EXERCISE DIRECTIONS:
Exclude the pictures and reproduce the remaining data exactly as written.

SUPPLIED RECORDS:
+ + + +

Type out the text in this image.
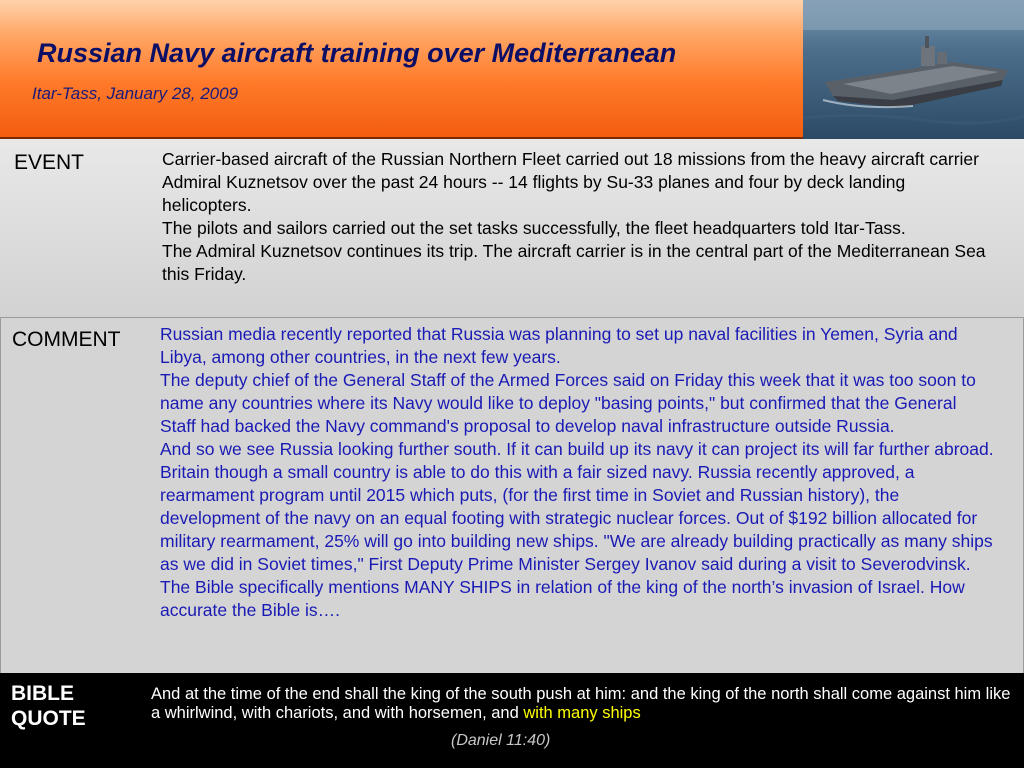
Russian Navy aircraft training over Mediterranean
Itar-Tass, January 28, 2009
EVENT	Carrier-based aircraft of the Russian Northern Fleet carried out 18 missions from the heavy aircraft carrier Admiral Kuznetsov over the past 24 hours -- 14 flights by Su-33 planes and four by deck landing helicopters.

The pilots and sailors carried out the set tasks successfully, the fleet headquarters told Itar-Tass.

The Admiral Kuznetsov continues its trip. The aircraft carrier is in the central part of the Mediterranean Sea this Friday.

COMMENT Russian media recently reported that Russia was planning to set up naval facilities in Yemen, Syria and Libya, among other countries, in the next few years.

The deputy chief of the General Staff of the Armed Forces said on Friday this week that it was too soon to name any countries where its Navy would like to deploy "basing points," but confirmed that the General Staff had backed the Navy command's proposal to develop naval infrastructure outside Russia.

And so we see Russia looking further south. If it can build up its navy it can project its will far further abroad. Britain though a small country is able to do this with a fair sized navy. Russia recently approved, a rearmament program until 2015 which puts, (for the first time in Soviet and Russian history), the development of the navy on an equal footing with strategic nuclear forces. Out of $192 billion allocated for military rearmament, 25% will go into building new ships. "We are already building practically as many ships as we did in Soviet times," First Deputy Prime Minister Sergey Ivanov said during a visit to Severodvinsk. The Bible specifically mentions MANY SHIPS in relation of the king of the north’s invasion of Israel. How accurate the Bible is….

BIBLE
QUOTE
And at the time of the end shall the king of the south push at him: and the king of the north shall come against him like a whirlwind, with chariots, and with horsemen, and with many ships
(Daniel 11:40)
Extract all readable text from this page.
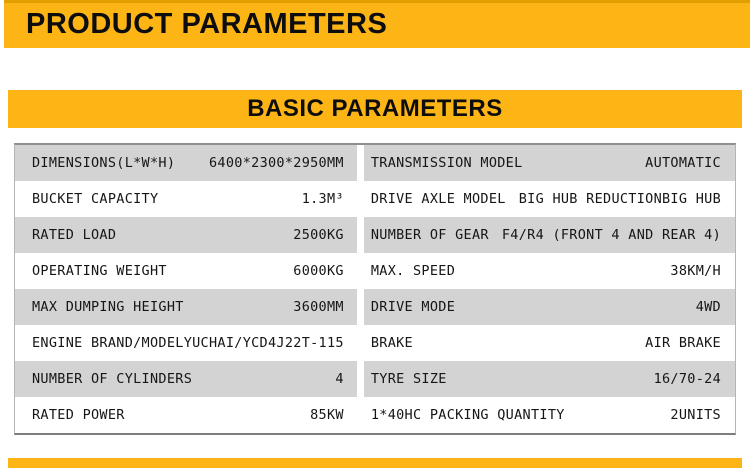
PRODUCT PARAMETERS
BASIC PARAMETERS
DIMENSIONS(L*W*H) 6400*2300*2950MM
BUCKET CAPACITY	1.3M³
RATED LOAD	2500KG
OPERATING WEIGHT	6000KG
MAX DUMPING HEIGHT	3600MM
ENGINE BRAND/MODEL YUCHAI/YCD4J22T-115
NUMBER OF CYLINDERS	4
RATED POWER	85KW
TRANSMISSION MODEL	AUTOMATIC
DRIVE AXLE MODEL BIG HUB REDUCTIONBIG HUB
NUMBER OF GEAR F4/R4 (FRONT 4 AND REAR 4)
MAX. SPEED	38KM/H
DRIVE MODE	4WD
BRAKE	AIR BRAKE
TYRE SIZE	16/70-24
1*40HC PACKING QUANTITY	2UNITS
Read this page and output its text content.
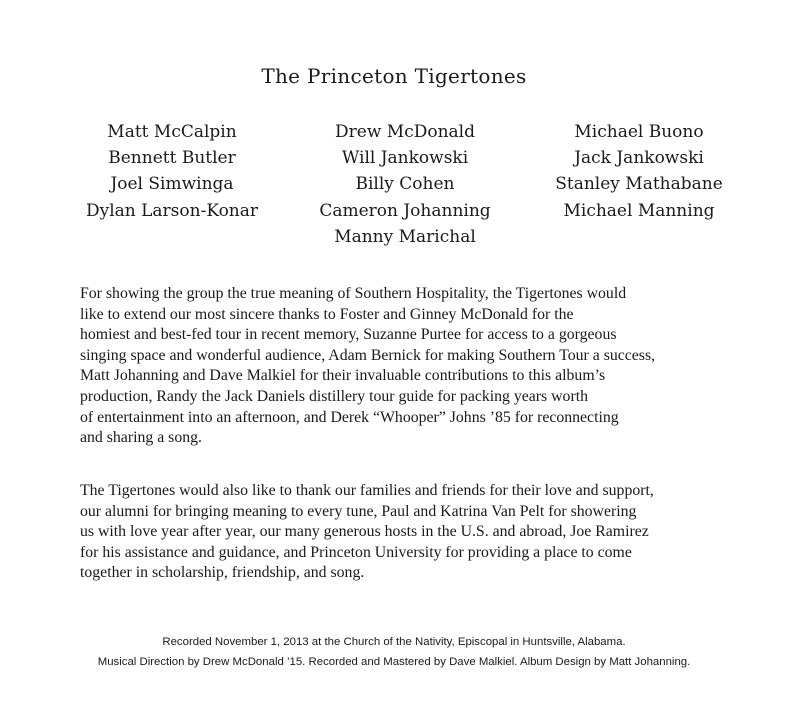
The Princeton Tigertones
Matt McCalpin
Bennett Butler
Joel Simwinga
Dylan Larson-Konar
Drew McDonald
Will Jankowski
Billy Cohen
Cameron Johanning
Manny Marichal
Michael Buono
Jack Jankowski
Stanley Mathabane
Michael Manning

For showing the group the true meaning of Southern Hospitality, the Tigertones would
like to extend our most sincere thanks to Foster and Ginney McDonald for the
homiest and best-fed tour in recent memory, Suzanne Purtee for access to a gorgeous
singing space and wonderful audience, Adam Bernick for making Southern Tour a success,
Matt Johanning and Dave Malkiel for their invaluable contributions to this album’s
production, Randy the Jack Daniels distillery tour guide for packing years worth
of entertainment into an afternoon, and Derek “Whooper” Johns ’85 for reconnecting
and sharing a song.

The Tigertones would also like to thank our families and friends for their love and support,
our alumni for bringing meaning to every tune, Paul and Katrina Van Pelt for showering
us with love year after year, our many generous hosts in the U.S. and abroad, Joe Ramirez
for his assistance and guidance, and Princeton University for providing a place to come
together in scholarship, friendship, and song.

Recorded November 1, 2013 at the Church of the Nativity, Episcopal in Huntsville, Alabama.
Musical Direction by Drew McDonald ’15. Recorded and Mastered by Dave Malkiel. Album Design by Matt Johanning.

+ + + +

PROBLEM SOLUTION:
Type out the text in this image.
Russian Navy aircraft training over Mediterranean
Itar-Tass, January 28, 2009
EVENT	Carrier-based aircraft of the Russian Northern Fleet carried out 18 missions from the heavy aircraft carrier Admiral Kuznetsov over the past 24 hours -- 14 flights by Su-33 planes and four by deck landing helicopters.

The pilots and sailors carried out the set tasks successfully, the fleet headquarters told Itar-Tass.

The Admiral Kuznetsov continues its trip. The aircraft carrier is in the central part of the Mediterranean Sea this Friday.

COMMENT Russian media recently reported that Russia was planning to set up naval facilities in Yemen, Syria and Libya, among other countries, in the next few years.

The deputy chief of the General Staff of the Armed Forces said on Friday this week that it was too soon to name any countries where its Navy would like to deploy "basing points," but confirmed that the General Staff had backed the Navy command's proposal to develop naval infrastructure outside Russia.

And so we see Russia looking further south. If it can build up its navy it can project its will far further abroad. Britain though a small country is able to do this with a fair sized navy. Russia recently approved, a rearmament program until 2015 which puts, (for the first time in Soviet and Russian history), the development of the navy on an equal footing with strategic nuclear forces. Out of $192 billion allocated for military rearmament, 25% will go into building new ships. "We are already building practically as many ships as we did in Soviet times," First Deputy Prime Minister Sergey Ivanov said during a visit to Severodvinsk. The Bible specifically mentions MANY SHIPS in relation of the king of the north’s invasion of Israel. How accurate the Bible is….

BIBLE
QUOTE
And at the time of the end shall the king of the south push at him: and the king of the north shall come against him like a whirlwind, with chariots, and with horsemen, and with many ships
(Daniel 11:40)
Extract all readable text from this page.
PRODUCT PARAMETERS
BASIC PARAMETERS
DIMENSIONS(L*W*H) 6400*2300*2950MM
BUCKET CAPACITY	1.3M³
RATED LOAD	2500KG
OPERATING WEIGHT	6000KG
MAX DUMPING HEIGHT	3600MM
ENGINE BRAND/MODEL YUCHAI/YCD4J22T-115
NUMBER OF CYLINDERS	4
RATED POWER	85KW
TRANSMISSION MODEL	AUTOMATIC
DRIVE AXLE MODEL BIG HUB REDUCTIONBIG HUB
NUMBER OF GEAR F4/R4 (FRONT 4 AND REAR 4)
MAX. SPEED	38KM/H
DRIVE MODE	4WD
BRAKE	AIR BRAKE
TYRE SIZE	16/70-24
1*40HC PACKING QUANTITY	2UNITS
Read this page and output its text content.
The Princeton Tigertones
Matt McCalpin
Bennett Butler
Joel Simwinga
Dylan Larson-Konar
Drew McDonald
Will Jankowski
Billy Cohen
Cameron Johanning
Manny Marichal
Michael Buono
Jack Jankowski
Stanley Mathabane
Michael Manning

For showing the group the true meaning of Southern Hospitality, the Tigertones would
like to extend our most sincere thanks to Foster and Ginney McDonald for the
homiest and best-fed tour in recent memory, Suzanne Purtee for access to a gorgeous
singing space and wonderful audience, Adam Bernick for making Southern Tour a success,
Matt Johanning and Dave Malkiel for their invaluable contributions to this album’s
production, Randy the Jack Daniels distillery tour guide for packing years worth
of entertainment into an afternoon, and Derek “Whooper” Johns ’85 for reconnecting
and sharing a song.

The Tigertones would also like to thank our families and friends for their love and support,
our alumni for bringing meaning to every tune, Paul and Katrina Van Pelt for showering
us with love year after year, our many generous hosts in the U.S. and abroad, Joe Ramirez
for his assistance and guidance, and Princeton University for providing a place to come
together in scholarship, friendship, and song.

Recorded November 1, 2013 at the Church of the Nativity, Episcopal in Huntsville, Alabama.
Musical Direction by Drew McDonald ’15. Recorded and Mastered by Dave Malkiel. Album Design by Matt Johanning.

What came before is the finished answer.